--- start Data records ---

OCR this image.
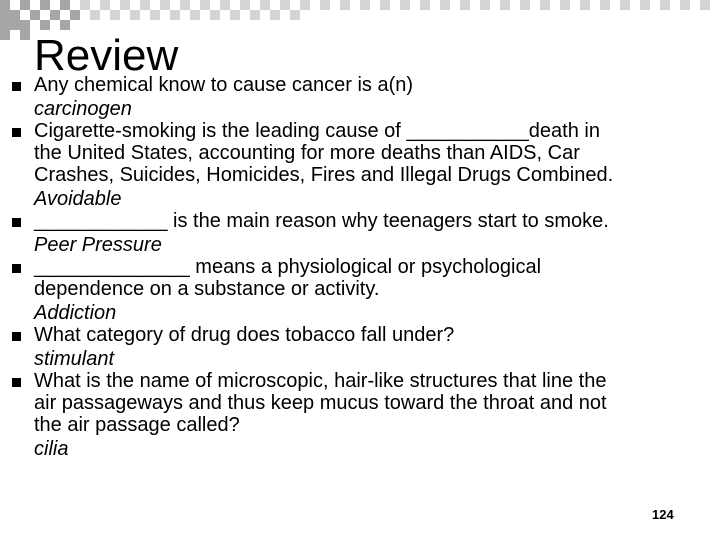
Review
Any chemical know to cause cancer is a(n)
carcinogen
Cigarette-smoking is the leading cause of ___________death in
the United States, accounting for more deaths than AIDS, Car
Crashes, Suicides, Homicides, Fires and Illegal Drugs Combined.
Avoidable
____________ is the main reason why teenagers start to smoke.
Peer Pressure
______________ means a physiological or psychological
dependence on a substance or activity.
Addiction
What category of drug does tobacco fall under?
stimulant
What is the name of microscopic, hair-like structures that line the
air passageways and thus keep mucus toward the throat and not
the air passage called?
cilia
124
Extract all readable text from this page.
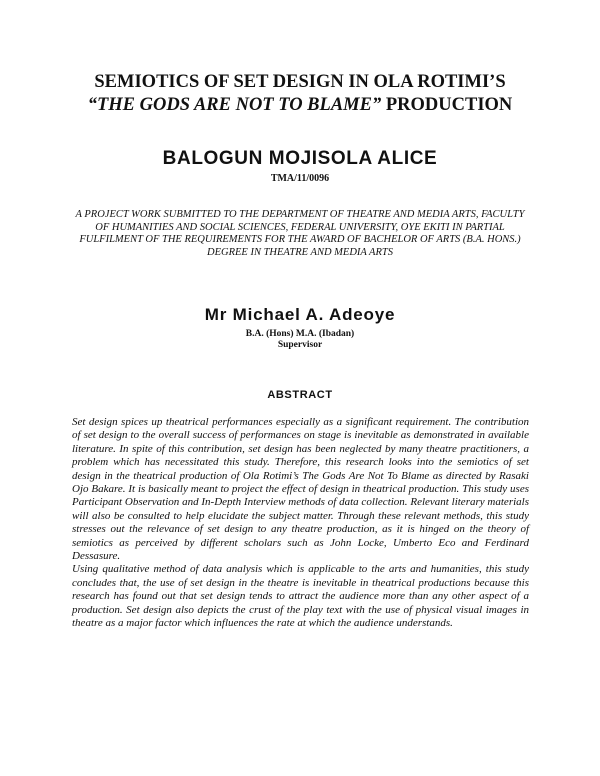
SEMIOTICS OF SET DESIGN IN OLA ROTIMI’S
“THE GODS ARE NOT TO BLAME” PRODUCTION
BALOGUN MOJISOLA ALICE
TMA/11/0096
A PROJECT WORK SUBMITTED TO THE DEPARTMENT OF THEATRE AND MEDIA ARTS, FACULTY OF HUMANITIES AND SOCIAL SCIENCES, FEDERAL UNIVERSITY, OYE EKITI IN PARTIAL FULFILMENT OF THE REQUIREMENTS FOR THE AWARD OF BACHELOR OF ARTS (B.A. HONS.) DEGREE IN THEATRE AND MEDIA ARTS
Mr Michael A. Adeoye
B.A. (Hons) M.A. (Ibadan)
Supervisor
ABSTRACT

Set design spices up theatrical performances especially as a significant requirement. The contribution of set design to the overall success of performances on stage is inevitable as demonstrated in available literature. In spite of this contribution, set design has been neglected by many theatre practitioners, a problem which has necessitated this study. Therefore, this research looks into the semiotics of set design in the theatrical production of Ola Rotimi’s The Gods Are Not To Blame as directed by Rasaki Ojo Bakare. It is basically meant to project the effect of design in theatrical production. This study uses Participant Observation and In-Depth Interview methods of data collection. Relevant literary materials will also be consulted to help elucidate the subject matter. Through these relevant methods, this study stresses out the relevance of set design to any theatre production, as it is hinged on the theory of semiotics as perceived by different scholars such as John Locke, Umberto Eco and Ferdinard Dessasure.

Using qualitative method of data analysis which is applicable to the arts and humanities, this study concludes that, the use of set design in the theatre is inevitable in theatrical productions because this research has found out that set design tends to attract the audience more than any other aspect of a production. Set design also depicts the crust of the play text with the use of physical visual images in theatre as a major factor which influences the rate at which the audience understands.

--- end Data records ---

> Given request: Leave out the pictures and transcribe everything else exactly.

> Final result:
OCR this image.
Review
Any chemical know to cause cancer is a(n)
carcinogen
Cigarette-smoking is the leading cause of ___________death in
the United States, accounting for more deaths than AIDS, Car
Crashes, Suicides, Homicides, Fires and Illegal Drugs Combined.
Avoidable
____________ is the main reason why teenagers start to smoke.
Peer Pressure
______________ means a physiological or psychological
dependence on a substance or activity.
Addiction
What category of drug does tobacco fall under?
stimulant
What is the name of microscopic, hair-like structures that line the
air passageways and thus keep mucus toward the throat and not
the air passage called?
cilia
124
Extract all readable text from this page.
SEMIOTICS OF SET DESIGN IN OLA ROTIMI’S
“THE GODS ARE NOT TO BLAME” PRODUCTION
BALOGUN MOJISOLA ALICE
TMA/11/0096
A PROJECT WORK SUBMITTED TO THE DEPARTMENT OF THEATRE AND MEDIA ARTS, FACULTY OF HUMANITIES AND SOCIAL SCIENCES, FEDERAL UNIVERSITY, OYE EKITI IN PARTIAL FULFILMENT OF THE REQUIREMENTS FOR THE AWARD OF BACHELOR OF ARTS (B.A. HONS.) DEGREE IN THEATRE AND MEDIA ARTS
Mr Michael A. Adeoye
B.A. (Hons) M.A. (Ibadan)
Supervisor
ABSTRACT

Set design spices up theatrical performances especially as a significant requirement. The contribution of set design to the overall success of performances on stage is inevitable as demonstrated in available literature. In spite of this contribution, set design has been neglected by many theatre practitioners, a problem which has necessitated this study. Therefore, this research looks into the semiotics of set design in the theatrical production of Ola Rotimi’s The Gods Are Not To Blame as directed by Rasaki Ojo Bakare. It is basically meant to project the effect of design in theatrical production. This study uses Participant Observation and In-Depth Interview methods of data collection. Relevant literary materials will also be consulted to help elucidate the subject matter. Through these relevant methods, this study stresses out the relevance of set design to any theatre production, as it is hinged on the theory of semiotics as perceived by different scholars such as John Locke, Umberto Eco and Ferdinard Dessasure.

Using qualitative method of data analysis which is applicable to the arts and humanities, this study concludes that, the use of set design in the theatre is inevitable in theatrical productions because this research has found out that set design tends to attract the audience more than any other aspect of a production. Set design also depicts the crust of the play text with the use of physical visual images in theatre as a major factor which influences the rate at which the audience understands.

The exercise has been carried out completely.